(Records from a data collection)

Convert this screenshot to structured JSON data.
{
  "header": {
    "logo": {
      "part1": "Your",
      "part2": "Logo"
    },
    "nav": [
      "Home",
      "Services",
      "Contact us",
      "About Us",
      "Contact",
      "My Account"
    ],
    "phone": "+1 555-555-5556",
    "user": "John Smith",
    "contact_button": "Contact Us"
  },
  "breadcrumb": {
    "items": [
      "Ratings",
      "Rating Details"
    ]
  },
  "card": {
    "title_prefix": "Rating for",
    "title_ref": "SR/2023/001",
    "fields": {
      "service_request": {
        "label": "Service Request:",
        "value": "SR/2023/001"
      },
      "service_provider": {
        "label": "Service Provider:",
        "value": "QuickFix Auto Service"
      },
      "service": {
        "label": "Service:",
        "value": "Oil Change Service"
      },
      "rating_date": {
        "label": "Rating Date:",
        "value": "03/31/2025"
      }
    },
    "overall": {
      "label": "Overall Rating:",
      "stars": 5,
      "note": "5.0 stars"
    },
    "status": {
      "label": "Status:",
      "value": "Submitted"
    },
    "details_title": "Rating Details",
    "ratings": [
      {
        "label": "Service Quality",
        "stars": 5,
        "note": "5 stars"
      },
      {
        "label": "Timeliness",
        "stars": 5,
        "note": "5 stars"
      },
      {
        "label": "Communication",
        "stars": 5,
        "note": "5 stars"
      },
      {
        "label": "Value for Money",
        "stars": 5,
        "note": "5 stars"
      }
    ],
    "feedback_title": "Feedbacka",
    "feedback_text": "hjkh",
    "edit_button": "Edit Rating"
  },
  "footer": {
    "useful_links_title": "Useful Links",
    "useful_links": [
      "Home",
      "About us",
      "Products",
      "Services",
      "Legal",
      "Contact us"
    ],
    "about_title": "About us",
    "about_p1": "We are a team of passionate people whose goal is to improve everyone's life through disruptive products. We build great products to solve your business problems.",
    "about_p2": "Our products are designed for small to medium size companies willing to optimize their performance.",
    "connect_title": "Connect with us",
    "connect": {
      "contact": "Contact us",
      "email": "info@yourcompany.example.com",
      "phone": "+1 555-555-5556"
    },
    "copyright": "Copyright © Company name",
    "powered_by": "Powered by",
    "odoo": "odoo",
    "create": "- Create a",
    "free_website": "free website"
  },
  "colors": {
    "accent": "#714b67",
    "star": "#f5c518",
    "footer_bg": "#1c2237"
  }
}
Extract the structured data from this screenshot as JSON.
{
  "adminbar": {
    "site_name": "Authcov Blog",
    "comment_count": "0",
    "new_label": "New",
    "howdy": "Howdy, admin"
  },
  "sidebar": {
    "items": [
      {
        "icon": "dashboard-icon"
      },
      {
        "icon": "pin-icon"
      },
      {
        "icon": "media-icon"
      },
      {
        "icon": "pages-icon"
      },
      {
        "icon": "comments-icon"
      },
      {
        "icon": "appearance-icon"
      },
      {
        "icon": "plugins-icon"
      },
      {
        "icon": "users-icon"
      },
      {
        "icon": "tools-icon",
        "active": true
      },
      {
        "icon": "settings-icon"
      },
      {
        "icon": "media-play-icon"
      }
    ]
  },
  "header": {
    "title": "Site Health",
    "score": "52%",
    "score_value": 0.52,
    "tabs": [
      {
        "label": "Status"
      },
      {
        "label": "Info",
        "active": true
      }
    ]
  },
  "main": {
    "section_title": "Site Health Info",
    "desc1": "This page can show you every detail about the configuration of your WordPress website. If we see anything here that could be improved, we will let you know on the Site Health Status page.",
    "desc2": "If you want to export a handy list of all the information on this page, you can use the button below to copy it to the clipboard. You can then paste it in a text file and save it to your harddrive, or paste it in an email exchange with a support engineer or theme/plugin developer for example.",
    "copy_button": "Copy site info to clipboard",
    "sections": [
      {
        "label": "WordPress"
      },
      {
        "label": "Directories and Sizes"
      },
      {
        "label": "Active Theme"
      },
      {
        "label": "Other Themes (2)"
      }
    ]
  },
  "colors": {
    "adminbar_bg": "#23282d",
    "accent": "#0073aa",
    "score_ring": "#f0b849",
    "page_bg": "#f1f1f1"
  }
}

The problem
Search the data for the word "example" and copy each line where it appears.

Response to this task
      "email": "info@yourcompany.example.com",
    "desc2": "If you want to export a handy list of all the information on this page, you can use the button below to copy it to the clipboard. You can then paste it in a text file and save it to your harddrive, or paste it in an email exchange with a support engineer or theme/plugin developer for example.",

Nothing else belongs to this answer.